■ Material to process
========

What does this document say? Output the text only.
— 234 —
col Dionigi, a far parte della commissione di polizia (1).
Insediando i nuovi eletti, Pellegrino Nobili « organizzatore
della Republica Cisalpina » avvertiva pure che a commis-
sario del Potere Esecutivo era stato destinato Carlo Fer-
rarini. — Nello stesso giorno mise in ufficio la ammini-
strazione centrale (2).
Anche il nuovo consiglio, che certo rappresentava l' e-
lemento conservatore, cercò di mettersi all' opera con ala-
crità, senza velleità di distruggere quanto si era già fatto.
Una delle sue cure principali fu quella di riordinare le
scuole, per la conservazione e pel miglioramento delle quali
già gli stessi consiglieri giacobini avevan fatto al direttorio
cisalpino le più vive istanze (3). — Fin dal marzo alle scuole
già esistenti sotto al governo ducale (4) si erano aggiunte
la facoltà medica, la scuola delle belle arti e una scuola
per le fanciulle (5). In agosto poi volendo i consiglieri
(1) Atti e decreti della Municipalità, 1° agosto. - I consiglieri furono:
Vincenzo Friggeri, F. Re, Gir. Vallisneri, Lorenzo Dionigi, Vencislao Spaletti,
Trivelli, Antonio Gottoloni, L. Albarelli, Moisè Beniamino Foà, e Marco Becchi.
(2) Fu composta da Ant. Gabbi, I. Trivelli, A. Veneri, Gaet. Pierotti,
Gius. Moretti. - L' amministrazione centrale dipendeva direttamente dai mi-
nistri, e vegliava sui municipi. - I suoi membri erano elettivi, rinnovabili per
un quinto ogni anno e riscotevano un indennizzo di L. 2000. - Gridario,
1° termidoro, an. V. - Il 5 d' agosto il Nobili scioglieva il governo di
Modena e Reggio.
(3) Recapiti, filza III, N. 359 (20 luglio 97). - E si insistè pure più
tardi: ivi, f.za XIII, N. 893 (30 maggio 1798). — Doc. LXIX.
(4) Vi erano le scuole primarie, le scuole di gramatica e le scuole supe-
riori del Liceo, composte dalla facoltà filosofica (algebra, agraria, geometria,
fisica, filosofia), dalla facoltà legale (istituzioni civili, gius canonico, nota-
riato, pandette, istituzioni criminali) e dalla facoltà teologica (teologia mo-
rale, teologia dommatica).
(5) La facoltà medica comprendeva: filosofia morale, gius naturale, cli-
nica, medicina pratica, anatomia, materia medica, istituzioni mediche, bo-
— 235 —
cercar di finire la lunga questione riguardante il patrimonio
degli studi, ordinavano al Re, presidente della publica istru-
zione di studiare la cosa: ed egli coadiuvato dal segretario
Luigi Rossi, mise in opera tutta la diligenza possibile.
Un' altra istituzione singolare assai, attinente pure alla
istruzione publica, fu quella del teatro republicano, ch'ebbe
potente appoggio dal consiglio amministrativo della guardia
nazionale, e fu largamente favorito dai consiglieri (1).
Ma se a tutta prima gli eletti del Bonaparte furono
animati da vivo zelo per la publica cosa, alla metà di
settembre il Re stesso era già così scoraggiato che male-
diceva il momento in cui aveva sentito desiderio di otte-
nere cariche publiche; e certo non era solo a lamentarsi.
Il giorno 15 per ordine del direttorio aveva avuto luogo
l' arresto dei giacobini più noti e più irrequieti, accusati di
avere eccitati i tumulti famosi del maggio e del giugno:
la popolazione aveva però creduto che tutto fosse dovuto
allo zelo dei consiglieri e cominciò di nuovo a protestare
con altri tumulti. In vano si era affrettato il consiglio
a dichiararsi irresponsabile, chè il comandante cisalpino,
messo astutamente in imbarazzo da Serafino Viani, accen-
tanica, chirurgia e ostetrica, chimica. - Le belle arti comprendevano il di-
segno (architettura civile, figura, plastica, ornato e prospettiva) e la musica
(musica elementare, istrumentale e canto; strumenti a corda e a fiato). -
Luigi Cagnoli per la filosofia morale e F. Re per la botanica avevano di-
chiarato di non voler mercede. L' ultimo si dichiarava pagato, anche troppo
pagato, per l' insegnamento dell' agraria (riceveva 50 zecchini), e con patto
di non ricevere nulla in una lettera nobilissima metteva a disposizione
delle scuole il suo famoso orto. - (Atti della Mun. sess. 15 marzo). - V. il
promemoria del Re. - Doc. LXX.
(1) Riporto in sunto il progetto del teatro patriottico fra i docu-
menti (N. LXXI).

========

■ The exercise
All records above must be set down exactly, please.

■ Answer to this exercise
What does this document say? Output the text only.
— 234 —
col Dionigi, a far parte della commissione di polizia (1).
Insediando i nuovi eletti, Pellegrino Nobili « organizzatore
della Republica Cisalpina » avvertiva pure che a commis-
sario del Potere Esecutivo era stato destinato Carlo Fer-
rarini. — Nello stesso giorno mise in ufficio la ammini-
strazione centrale (2).
Anche il nuovo consiglio, che certo rappresentava l' e-
lemento conservatore, cercò di mettersi all' opera con ala-
crità, senza velleità di distruggere quanto si era già fatto.
Una delle sue cure principali fu quella di riordinare le
scuole, per la conservazione e pel miglioramento delle quali
già gli stessi consiglieri giacobini avevan fatto al direttorio
cisalpino le più vive istanze (3). — Fin dal marzo alle scuole
già esistenti sotto al governo ducale (4) si erano aggiunte
la facoltà medica, la scuola delle belle arti e una scuola
per le fanciulle (5). In agosto poi volendo i consiglieri
(1) Atti e decreti della Municipalità, 1° agosto. - I consiglieri furono:
Vincenzo Friggeri, F. Re, Gir. Vallisneri, Lorenzo Dionigi, Vencislao Spaletti,
Trivelli, Antonio Gottoloni, L. Albarelli, Moisè Beniamino Foà, e Marco Becchi.
(2) Fu composta da Ant. Gabbi, I. Trivelli, A. Veneri, Gaet. Pierotti,
Gius. Moretti. - L' amministrazione centrale dipendeva direttamente dai mi-
nistri, e vegliava sui municipi. - I suoi membri erano elettivi, rinnovabili per
un quinto ogni anno e riscotevano un indennizzo di L. 2000. - Gridario,
1° termidoro, an. V. - Il 5 d' agosto il Nobili scioglieva il governo di
Modena e Reggio.
(3) Recapiti, filza III, N. 359 (20 luglio 97). - E si insistè pure più
tardi: ivi, f.za XIII, N. 893 (30 maggio 1798). — Doc. LXIX.
(4) Vi erano le scuole primarie, le scuole di gramatica e le scuole supe-
riori del Liceo, composte dalla facoltà filosofica (algebra, agraria, geometria,
fisica, filosofia), dalla facoltà legale (istituzioni civili, gius canonico, nota-
riato, pandette, istituzioni criminali) e dalla facoltà teologica (teologia mo-
rale, teologia dommatica).
(5) La facoltà medica comprendeva: filosofia morale, gius naturale, cli-
nica, medicina pratica, anatomia, materia medica, istituzioni mediche, bo-
— 235 —
cercar di finire la lunga questione riguardante il patrimonio
degli studi, ordinavano al Re, presidente della publica istru-
zione di studiare la cosa: ed egli coadiuvato dal segretario
Luigi Rossi, mise in opera tutta la diligenza possibile.
Un' altra istituzione singolare assai, attinente pure alla
istruzione publica, fu quella del teatro republicano, ch'ebbe
potente appoggio dal consiglio amministrativo della guardia
nazionale, e fu largamente favorito dai consiglieri (1).
Ma se a tutta prima gli eletti del Bonaparte furono
animati da vivo zelo per la publica cosa, alla metà di
settembre il Re stesso era già così scoraggiato che male-
diceva il momento in cui aveva sentito desiderio di otte-
nere cariche publiche; e certo non era solo a lamentarsi.
Il giorno 15 per ordine del direttorio aveva avuto luogo
l' arresto dei giacobini più noti e più irrequieti, accusati di
avere eccitati i tumulti famosi del maggio e del giugno:
la popolazione aveva però creduto che tutto fosse dovuto
allo zelo dei consiglieri e cominciò di nuovo a protestare
con altri tumulti. In vano si era affrettato il consiglio
a dichiararsi irresponsabile, chè il comandante cisalpino,
messo astutamente in imbarazzo da Serafino Viani, accen-
tanica, chirurgia e ostetrica, chimica. - Le belle arti comprendevano il di-
segno (architettura civile, figura, plastica, ornato e prospettiva) e la musica
(musica elementare, istrumentale e canto; strumenti a corda e a fiato). -
Luigi Cagnoli per la filosofia morale e F. Re per la botanica avevano di-
chiarato di non voler mercede. L' ultimo si dichiarava pagato, anche troppo
pagato, per l' insegnamento dell' agraria (riceveva 50 zecchini), e con patto
di non ricevere nulla in una lettera nobilissima metteva a disposizione
delle scuole il suo famoso orto. - (Atti della Mun. sess. 15 marzo). - V. il
promemoria del Re. - Doc. LXX.
(1) Riporto in sunto il progetto del teatro patriottico fra i docu-
menti (N. LXXI).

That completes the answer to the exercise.